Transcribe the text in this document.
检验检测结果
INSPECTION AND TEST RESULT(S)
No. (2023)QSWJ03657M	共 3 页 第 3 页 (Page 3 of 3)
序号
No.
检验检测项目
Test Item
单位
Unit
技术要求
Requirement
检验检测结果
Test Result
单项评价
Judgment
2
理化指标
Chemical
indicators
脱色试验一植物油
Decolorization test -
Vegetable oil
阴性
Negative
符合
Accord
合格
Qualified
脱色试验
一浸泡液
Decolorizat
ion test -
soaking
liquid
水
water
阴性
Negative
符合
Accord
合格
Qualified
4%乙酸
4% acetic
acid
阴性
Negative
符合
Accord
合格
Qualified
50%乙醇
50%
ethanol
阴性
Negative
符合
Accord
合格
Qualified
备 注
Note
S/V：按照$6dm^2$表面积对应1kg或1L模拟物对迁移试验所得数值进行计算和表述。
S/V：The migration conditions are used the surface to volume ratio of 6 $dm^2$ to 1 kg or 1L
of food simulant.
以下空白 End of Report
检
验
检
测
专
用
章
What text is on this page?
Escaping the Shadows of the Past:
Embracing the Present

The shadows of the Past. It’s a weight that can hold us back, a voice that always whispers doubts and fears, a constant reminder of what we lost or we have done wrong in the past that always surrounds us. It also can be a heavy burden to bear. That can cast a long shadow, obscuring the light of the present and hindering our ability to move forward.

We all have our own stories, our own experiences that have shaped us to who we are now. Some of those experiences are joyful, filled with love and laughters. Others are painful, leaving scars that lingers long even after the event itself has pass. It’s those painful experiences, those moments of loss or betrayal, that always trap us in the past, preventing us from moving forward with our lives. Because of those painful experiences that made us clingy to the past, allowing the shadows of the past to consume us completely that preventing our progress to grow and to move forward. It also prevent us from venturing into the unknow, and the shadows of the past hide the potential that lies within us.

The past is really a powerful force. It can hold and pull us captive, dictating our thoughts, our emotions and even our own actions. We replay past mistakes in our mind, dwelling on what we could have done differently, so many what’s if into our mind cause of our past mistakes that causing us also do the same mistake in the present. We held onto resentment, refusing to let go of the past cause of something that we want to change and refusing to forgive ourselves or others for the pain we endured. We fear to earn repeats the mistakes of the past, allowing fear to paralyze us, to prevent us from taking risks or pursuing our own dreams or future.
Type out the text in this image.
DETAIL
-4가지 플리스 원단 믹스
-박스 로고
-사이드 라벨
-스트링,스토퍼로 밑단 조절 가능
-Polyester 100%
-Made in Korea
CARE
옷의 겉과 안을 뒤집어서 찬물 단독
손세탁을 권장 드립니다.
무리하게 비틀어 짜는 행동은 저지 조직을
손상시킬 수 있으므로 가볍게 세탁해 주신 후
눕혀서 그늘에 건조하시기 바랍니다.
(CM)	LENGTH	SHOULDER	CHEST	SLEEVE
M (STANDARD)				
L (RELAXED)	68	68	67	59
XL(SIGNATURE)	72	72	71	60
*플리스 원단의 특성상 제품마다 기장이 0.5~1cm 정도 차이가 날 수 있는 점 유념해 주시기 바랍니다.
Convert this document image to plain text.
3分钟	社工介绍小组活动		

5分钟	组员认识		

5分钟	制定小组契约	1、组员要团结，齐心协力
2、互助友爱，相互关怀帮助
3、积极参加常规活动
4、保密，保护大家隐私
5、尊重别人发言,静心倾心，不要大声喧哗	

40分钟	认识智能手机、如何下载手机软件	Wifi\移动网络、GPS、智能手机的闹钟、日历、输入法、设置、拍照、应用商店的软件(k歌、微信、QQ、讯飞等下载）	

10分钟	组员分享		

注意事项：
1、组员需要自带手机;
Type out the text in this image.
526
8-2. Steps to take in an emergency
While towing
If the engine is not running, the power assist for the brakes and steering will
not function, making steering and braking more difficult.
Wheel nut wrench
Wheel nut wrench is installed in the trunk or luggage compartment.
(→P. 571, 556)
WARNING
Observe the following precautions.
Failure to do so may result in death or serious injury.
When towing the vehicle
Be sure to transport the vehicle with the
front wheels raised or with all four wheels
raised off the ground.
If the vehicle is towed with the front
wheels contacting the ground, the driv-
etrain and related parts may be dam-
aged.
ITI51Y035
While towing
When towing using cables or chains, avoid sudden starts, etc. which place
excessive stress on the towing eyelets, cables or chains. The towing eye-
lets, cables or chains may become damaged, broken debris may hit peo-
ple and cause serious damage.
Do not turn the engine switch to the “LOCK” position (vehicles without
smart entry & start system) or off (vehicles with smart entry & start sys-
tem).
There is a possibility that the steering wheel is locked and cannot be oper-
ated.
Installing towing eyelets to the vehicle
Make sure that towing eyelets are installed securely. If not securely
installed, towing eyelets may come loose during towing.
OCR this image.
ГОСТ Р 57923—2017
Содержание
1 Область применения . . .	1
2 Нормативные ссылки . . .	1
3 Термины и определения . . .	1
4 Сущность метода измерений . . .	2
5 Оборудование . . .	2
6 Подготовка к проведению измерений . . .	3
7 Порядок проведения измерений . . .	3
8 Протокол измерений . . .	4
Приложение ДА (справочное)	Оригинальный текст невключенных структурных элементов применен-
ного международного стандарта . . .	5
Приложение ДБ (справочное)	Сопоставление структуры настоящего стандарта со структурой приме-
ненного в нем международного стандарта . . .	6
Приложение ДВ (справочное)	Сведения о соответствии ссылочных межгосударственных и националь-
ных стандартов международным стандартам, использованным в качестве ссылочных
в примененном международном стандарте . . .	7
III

Stated goal
Write out the complete set of records exactly as given.

Result of this task
Transcribe the text in this document.
检验检测结果
INSPECTION AND TEST RESULT(S)
No. (2023)QSWJ03657M	共 3 页 第 3 页 (Page 3 of 3)
序号
No.
检验检测项目
Test Item
单位
Unit
技术要求
Requirement
检验检测结果
Test Result
单项评价
Judgment
2
理化指标
Chemical
indicators
脱色试验一植物油
Decolorization test -
Vegetable oil
阴性
Negative
符合
Accord
合格
Qualified
脱色试验
一浸泡液
Decolorizat
ion test -
soaking
liquid
水
water
阴性
Negative
符合
Accord
合格
Qualified
4%乙酸
4% acetic
acid
阴性
Negative
符合
Accord
合格
Qualified
50%乙醇
50%
ethanol
阴性
Negative
符合
Accord
合格
Qualified
备 注
Note
S/V：按照$6dm^2$表面积对应1kg或1L模拟物对迁移试验所得数值进行计算和表述。
S/V：The migration conditions are used the surface to volume ratio of 6 $dm^2$ to 1 kg or 1L
of food simulant.
以下空白 End of Report
检
验
检
测
专
用
章
What text is on this page?
Escaping the Shadows of the Past:
Embracing the Present

The shadows of the Past. It’s a weight that can hold us back, a voice that always whispers doubts and fears, a constant reminder of what we lost or we have done wrong in the past that always surrounds us. It also can be a heavy burden to bear. That can cast a long shadow, obscuring the light of the present and hindering our ability to move forward.

We all have our own stories, our own experiences that have shaped us to who we are now. Some of those experiences are joyful, filled with love and laughters. Others are painful, leaving scars that lingers long even after the event itself has pass. It’s those painful experiences, those moments of loss or betrayal, that always trap us in the past, preventing us from moving forward with our lives. Because of those painful experiences that made us clingy to the past, allowing the shadows of the past to consume us completely that preventing our progress to grow and to move forward. It also prevent us from venturing into the unknow, and the shadows of the past hide the potential that lies within us.

The past is really a powerful force. It can hold and pull us captive, dictating our thoughts, our emotions and even our own actions. We replay past mistakes in our mind, dwelling on what we could have done differently, so many what’s if into our mind cause of our past mistakes that causing us also do the same mistake in the present. We held onto resentment, refusing to let go of the past cause of something that we want to change and refusing to forgive ourselves or others for the pain we endured. We fear to earn repeats the mistakes of the past, allowing fear to paralyze us, to prevent us from taking risks or pursuing our own dreams or future.
Type out the text in this image.
DETAIL
-4가지 플리스 원단 믹스
-박스 로고
-사이드 라벨
-스트링,스토퍼로 밑단 조절 가능
-Polyester 100%
-Made in Korea
CARE
옷의 겉과 안을 뒤집어서 찬물 단독
손세탁을 권장 드립니다.
무리하게 비틀어 짜는 행동은 저지 조직을
손상시킬 수 있으므로 가볍게 세탁해 주신 후
눕혀서 그늘에 건조하시기 바랍니다.
(CM)	LENGTH	SHOULDER	CHEST	SLEEVE
M (STANDARD)				
L (RELAXED)	68	68	67	59
XL(SIGNATURE)	72	72	71	60
*플리스 원단의 특성상 제품마다 기장이 0.5~1cm 정도 차이가 날 수 있는 점 유념해 주시기 바랍니다.
Convert this document image to plain text.
3分钟	社工介绍小组活动		

5分钟	组员认识		

5分钟	制定小组契约	1、组员要团结，齐心协力
2、互助友爱，相互关怀帮助
3、积极参加常规活动
4、保密，保护大家隐私
5、尊重别人发言,静心倾心，不要大声喧哗	

40分钟	认识智能手机、如何下载手机软件	Wifi\移动网络、GPS、智能手机的闹钟、日历、输入法、设置、拍照、应用商店的软件(k歌、微信、QQ、讯飞等下载）	

10分钟	组员分享		

注意事项：
1、组员需要自带手机;
Type out the text in this image.
526
8-2. Steps to take in an emergency
While towing
If the engine is not running, the power assist for the brakes and steering will
not function, making steering and braking more difficult.
Wheel nut wrench
Wheel nut wrench is installed in the trunk or luggage compartment.
(→P. 571, 556)
WARNING
Observe the following precautions.
Failure to do so may result in death or serious injury.
When towing the vehicle
Be sure to transport the vehicle with the
front wheels raised or with all four wheels
raised off the ground.
If the vehicle is towed with the front
wheels contacting the ground, the driv-
etrain and related parts may be dam-
aged.
ITI51Y035
While towing
When towing using cables or chains, avoid sudden starts, etc. which place
excessive stress on the towing eyelets, cables or chains. The towing eye-
lets, cables or chains may become damaged, broken debris may hit peo-
ple and cause serious damage.
Do not turn the engine switch to the “LOCK” position (vehicles without
smart entry & start system) or off (vehicles with smart entry & start sys-
tem).
There is a possibility that the steering wheel is locked and cannot be oper-
ated.
Installing towing eyelets to the vehicle
Make sure that towing eyelets are installed securely. If not securely
installed, towing eyelets may come loose during towing.
OCR this image.
ГОСТ Р 57923—2017
Содержание
1 Область применения . . .	1
2 Нормативные ссылки . . .	1
3 Термины и определения . . .	1
4 Сущность метода измерений . . .	2
5 Оборудование . . .	2
6 Подготовка к проведению измерений . . .	3
7 Порядок проведения измерений . . .	3
8 Протокол измерений . . .	4
Приложение ДА (справочное)	Оригинальный текст невключенных структурных элементов применен-
ного международного стандарта . . .	5
Приложение ДБ (справочное)	Сопоставление структуры настоящего стандарта со структурой приме-
ненного в нем международного стандарта . . .	6
Приложение ДВ (справочное)	Сведения о соответствии ссылочных межгосударственных и националь-
ных стандартов международным стандартам, использованным в качестве ссылочных
в примененном международном стандарте . . .	7
III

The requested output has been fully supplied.